◆ RECORD LIST
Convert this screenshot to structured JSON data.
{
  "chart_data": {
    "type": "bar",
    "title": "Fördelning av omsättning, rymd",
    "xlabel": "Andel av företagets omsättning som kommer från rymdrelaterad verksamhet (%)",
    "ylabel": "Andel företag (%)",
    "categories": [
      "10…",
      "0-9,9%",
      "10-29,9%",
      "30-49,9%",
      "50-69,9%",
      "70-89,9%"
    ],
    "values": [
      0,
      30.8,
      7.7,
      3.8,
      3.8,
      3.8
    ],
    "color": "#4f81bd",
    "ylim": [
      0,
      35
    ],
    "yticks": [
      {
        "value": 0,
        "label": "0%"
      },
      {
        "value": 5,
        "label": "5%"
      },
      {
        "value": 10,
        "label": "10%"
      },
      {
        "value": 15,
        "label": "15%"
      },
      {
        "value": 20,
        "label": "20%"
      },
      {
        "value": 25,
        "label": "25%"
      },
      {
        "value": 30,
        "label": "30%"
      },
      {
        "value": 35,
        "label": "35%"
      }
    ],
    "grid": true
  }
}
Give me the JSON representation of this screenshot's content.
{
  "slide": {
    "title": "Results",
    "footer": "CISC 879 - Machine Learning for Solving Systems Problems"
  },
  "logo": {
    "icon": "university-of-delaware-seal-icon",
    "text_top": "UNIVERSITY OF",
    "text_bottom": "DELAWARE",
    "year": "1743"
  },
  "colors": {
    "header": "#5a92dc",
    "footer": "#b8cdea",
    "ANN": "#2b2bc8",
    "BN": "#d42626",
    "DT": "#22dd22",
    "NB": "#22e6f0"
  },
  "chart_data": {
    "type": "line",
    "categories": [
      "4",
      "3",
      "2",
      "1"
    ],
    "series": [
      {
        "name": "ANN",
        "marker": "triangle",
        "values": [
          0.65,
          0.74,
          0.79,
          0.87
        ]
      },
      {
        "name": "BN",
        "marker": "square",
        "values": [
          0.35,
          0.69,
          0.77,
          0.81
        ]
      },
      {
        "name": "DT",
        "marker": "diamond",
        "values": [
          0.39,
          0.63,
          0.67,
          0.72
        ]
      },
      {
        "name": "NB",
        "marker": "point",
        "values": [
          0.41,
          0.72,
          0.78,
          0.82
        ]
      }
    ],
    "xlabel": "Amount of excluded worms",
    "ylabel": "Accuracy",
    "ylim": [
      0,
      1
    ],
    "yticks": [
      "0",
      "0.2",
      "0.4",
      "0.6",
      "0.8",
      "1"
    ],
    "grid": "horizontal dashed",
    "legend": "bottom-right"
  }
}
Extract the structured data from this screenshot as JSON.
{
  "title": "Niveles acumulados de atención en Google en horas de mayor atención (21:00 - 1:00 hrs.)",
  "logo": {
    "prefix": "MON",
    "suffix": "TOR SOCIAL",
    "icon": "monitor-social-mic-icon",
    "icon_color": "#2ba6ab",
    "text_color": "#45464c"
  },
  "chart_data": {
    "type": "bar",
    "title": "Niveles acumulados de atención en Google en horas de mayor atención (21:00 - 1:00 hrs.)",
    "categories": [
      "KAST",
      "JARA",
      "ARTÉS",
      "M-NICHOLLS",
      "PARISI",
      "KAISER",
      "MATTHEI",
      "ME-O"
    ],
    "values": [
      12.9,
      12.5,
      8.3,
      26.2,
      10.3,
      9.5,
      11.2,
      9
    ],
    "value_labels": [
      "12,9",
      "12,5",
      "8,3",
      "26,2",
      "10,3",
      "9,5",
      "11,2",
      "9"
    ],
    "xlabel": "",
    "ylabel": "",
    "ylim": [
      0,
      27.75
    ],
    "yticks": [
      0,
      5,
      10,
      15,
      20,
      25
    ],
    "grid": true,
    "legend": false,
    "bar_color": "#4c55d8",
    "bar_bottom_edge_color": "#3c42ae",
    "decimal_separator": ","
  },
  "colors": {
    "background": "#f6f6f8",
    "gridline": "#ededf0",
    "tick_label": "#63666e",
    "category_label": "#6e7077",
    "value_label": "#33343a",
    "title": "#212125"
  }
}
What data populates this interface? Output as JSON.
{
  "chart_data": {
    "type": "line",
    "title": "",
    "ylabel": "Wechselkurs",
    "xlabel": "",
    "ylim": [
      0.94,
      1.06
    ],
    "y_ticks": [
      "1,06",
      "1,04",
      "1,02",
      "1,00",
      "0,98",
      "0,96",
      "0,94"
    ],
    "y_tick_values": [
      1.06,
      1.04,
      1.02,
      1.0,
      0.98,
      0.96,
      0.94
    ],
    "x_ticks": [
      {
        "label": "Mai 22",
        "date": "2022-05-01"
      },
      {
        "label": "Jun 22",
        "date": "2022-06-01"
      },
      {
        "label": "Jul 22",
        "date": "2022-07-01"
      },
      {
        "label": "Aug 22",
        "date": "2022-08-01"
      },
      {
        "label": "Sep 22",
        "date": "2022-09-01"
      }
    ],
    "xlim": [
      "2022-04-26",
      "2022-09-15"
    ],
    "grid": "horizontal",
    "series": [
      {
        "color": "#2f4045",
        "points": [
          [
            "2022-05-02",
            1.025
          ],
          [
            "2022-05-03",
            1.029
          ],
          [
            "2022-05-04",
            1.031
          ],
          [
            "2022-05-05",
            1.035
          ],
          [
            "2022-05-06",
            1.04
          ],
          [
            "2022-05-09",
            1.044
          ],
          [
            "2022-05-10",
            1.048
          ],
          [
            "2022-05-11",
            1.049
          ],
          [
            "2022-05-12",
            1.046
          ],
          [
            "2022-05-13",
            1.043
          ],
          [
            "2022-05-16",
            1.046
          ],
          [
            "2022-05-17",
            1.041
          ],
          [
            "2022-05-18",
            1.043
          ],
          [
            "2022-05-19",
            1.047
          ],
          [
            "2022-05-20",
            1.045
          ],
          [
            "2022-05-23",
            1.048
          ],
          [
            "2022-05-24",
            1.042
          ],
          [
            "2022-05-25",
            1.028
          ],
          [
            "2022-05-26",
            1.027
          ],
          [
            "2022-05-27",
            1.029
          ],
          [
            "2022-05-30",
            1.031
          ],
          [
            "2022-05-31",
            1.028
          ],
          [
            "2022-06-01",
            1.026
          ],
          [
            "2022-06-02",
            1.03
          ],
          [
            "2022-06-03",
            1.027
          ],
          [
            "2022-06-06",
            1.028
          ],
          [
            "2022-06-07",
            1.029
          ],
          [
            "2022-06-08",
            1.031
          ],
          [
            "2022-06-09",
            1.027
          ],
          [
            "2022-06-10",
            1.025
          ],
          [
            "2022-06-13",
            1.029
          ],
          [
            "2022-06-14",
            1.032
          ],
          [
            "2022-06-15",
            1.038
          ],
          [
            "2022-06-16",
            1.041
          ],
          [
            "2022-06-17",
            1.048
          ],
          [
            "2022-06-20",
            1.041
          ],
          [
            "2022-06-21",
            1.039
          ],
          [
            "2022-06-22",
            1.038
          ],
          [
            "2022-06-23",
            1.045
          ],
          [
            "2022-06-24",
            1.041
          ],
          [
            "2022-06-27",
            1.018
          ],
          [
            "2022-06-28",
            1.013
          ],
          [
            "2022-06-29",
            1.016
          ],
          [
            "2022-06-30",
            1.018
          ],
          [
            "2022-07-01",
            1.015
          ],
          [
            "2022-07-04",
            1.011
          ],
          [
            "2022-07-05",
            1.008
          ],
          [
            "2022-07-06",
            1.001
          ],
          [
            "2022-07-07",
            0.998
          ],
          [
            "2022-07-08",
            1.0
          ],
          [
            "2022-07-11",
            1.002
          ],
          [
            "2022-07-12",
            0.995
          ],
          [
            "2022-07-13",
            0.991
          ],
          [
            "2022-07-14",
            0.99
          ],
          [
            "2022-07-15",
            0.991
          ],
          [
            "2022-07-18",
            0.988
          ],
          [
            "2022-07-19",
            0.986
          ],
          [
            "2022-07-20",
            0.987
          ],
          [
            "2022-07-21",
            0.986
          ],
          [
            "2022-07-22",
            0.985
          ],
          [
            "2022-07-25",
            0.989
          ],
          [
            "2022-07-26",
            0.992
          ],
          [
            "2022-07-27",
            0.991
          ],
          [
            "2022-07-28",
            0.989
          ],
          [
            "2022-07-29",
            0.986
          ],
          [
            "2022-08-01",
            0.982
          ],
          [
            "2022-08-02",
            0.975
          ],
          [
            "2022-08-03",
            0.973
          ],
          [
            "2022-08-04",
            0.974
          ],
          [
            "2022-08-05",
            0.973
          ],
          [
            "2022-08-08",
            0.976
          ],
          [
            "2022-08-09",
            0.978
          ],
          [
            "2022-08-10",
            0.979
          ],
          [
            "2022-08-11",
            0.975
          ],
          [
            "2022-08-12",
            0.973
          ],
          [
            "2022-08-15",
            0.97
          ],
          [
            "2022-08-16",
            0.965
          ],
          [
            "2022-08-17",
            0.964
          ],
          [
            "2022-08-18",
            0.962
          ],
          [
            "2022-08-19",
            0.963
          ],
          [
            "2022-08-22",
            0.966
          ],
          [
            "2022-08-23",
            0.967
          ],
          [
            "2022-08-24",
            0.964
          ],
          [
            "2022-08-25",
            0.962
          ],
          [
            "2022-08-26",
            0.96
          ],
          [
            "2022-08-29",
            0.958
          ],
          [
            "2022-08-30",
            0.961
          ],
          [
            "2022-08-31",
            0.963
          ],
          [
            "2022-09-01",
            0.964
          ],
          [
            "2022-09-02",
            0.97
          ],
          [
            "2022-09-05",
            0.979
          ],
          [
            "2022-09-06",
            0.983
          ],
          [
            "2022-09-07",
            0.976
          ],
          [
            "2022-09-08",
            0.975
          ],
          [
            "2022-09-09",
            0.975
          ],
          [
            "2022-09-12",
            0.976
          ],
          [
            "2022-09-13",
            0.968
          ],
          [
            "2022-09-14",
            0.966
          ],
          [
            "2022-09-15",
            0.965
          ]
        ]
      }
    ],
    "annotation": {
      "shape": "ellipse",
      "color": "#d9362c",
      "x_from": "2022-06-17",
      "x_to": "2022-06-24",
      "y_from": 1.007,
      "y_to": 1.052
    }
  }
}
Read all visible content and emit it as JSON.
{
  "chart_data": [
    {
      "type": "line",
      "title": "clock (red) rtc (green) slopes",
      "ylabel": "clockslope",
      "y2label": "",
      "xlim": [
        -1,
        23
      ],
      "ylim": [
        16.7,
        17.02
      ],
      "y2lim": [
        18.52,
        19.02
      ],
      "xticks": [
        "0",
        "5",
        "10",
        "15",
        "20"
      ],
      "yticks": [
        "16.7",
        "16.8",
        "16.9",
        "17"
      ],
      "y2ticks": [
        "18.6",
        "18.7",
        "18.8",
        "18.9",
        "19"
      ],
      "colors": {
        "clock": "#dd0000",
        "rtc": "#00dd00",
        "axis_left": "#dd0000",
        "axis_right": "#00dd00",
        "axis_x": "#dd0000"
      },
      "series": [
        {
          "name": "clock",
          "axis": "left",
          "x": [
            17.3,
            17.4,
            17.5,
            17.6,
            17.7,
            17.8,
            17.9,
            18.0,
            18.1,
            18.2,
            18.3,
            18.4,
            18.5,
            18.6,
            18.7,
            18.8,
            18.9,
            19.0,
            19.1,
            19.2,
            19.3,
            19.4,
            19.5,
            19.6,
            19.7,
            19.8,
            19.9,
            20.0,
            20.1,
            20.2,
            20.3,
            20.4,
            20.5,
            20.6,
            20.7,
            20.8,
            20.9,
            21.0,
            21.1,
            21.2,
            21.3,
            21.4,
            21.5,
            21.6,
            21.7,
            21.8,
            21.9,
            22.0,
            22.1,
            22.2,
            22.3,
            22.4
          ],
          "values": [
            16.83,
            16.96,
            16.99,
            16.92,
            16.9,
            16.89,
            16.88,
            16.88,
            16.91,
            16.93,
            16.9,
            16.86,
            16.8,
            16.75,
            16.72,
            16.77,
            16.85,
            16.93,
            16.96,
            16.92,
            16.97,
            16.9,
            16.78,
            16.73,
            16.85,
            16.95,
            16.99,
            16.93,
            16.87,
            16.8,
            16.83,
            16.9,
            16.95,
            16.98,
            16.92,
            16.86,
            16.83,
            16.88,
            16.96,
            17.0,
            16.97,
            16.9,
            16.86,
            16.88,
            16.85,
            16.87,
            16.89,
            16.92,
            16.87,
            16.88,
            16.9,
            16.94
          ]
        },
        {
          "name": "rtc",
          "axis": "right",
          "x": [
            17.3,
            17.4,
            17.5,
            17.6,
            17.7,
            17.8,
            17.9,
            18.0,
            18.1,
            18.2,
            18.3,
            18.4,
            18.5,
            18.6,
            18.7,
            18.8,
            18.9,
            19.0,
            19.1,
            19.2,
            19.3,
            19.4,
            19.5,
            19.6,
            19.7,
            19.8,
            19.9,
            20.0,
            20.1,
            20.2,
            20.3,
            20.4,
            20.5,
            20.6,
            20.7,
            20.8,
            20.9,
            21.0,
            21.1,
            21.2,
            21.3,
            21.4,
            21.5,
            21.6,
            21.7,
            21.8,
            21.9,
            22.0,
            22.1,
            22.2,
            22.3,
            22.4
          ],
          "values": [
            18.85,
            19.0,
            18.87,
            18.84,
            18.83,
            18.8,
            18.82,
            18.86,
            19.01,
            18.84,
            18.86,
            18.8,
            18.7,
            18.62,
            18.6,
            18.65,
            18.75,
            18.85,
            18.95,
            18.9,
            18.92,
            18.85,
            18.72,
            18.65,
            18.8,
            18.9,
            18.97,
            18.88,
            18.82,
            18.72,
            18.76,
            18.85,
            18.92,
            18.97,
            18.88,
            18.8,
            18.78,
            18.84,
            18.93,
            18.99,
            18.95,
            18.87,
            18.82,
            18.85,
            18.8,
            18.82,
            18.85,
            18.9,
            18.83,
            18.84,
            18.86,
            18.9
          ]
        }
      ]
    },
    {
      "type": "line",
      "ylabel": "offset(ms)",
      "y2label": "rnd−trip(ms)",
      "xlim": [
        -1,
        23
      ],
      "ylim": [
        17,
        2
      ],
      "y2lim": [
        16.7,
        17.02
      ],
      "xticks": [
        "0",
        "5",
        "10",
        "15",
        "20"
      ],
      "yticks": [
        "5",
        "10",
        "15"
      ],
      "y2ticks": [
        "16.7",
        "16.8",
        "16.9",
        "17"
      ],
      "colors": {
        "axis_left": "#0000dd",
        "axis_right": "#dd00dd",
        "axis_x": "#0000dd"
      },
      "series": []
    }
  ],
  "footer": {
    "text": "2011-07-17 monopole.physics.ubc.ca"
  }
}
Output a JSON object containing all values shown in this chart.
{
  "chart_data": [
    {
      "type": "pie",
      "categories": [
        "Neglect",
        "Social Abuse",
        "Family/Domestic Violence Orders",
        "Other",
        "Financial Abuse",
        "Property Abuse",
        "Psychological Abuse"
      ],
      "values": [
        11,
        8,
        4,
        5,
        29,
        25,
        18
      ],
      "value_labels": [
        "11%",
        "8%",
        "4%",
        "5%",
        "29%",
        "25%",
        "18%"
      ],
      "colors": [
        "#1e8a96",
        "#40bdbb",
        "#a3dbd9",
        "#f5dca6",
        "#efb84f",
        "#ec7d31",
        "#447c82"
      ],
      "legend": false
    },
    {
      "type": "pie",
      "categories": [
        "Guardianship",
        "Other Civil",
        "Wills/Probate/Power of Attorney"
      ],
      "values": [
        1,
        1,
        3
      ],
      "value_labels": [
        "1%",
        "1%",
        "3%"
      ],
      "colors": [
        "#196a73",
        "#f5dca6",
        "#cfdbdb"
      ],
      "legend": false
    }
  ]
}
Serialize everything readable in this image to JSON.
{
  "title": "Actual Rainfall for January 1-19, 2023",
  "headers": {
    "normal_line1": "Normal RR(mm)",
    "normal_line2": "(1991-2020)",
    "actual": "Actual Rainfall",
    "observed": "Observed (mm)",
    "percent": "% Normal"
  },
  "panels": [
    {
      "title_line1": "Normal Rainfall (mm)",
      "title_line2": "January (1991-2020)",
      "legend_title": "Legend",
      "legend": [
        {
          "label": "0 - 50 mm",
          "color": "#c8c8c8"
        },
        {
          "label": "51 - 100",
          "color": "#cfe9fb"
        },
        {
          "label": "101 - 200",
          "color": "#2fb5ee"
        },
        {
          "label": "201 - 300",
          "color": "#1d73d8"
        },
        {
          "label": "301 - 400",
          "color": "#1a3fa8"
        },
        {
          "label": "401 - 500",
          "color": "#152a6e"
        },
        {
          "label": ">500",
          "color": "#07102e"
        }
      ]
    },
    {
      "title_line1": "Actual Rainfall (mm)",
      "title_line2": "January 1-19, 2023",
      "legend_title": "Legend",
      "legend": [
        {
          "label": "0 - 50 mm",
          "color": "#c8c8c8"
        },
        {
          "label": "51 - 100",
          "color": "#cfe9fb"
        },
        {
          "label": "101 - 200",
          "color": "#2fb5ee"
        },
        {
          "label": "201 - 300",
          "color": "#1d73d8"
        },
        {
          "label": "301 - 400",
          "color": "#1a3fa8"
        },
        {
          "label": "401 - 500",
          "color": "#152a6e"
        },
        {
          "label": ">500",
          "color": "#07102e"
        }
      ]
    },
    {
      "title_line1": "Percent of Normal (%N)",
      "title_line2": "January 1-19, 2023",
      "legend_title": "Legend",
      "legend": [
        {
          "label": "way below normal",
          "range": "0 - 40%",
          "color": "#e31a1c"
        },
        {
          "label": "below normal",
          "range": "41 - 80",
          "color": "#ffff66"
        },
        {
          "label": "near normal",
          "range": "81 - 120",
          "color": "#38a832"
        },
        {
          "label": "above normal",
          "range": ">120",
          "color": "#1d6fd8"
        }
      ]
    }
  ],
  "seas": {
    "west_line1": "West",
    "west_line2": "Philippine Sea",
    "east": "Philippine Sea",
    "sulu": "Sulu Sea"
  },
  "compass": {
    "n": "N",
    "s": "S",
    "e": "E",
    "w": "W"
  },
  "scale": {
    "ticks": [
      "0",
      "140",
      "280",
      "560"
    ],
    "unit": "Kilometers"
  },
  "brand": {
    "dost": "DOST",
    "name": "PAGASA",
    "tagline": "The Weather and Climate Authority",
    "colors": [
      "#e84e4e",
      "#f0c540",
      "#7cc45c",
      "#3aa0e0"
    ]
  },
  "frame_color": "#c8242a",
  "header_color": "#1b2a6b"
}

◆ PROBLEM REQUIREMENTS
Check each line of the records for the word "range" and extract those that contain it.

◆ SOLUTION TO THIS TASK
          "range": "0 - 40%",
          "range": "41 - 80",
          "range": "81 - 120",
          "range": ">120",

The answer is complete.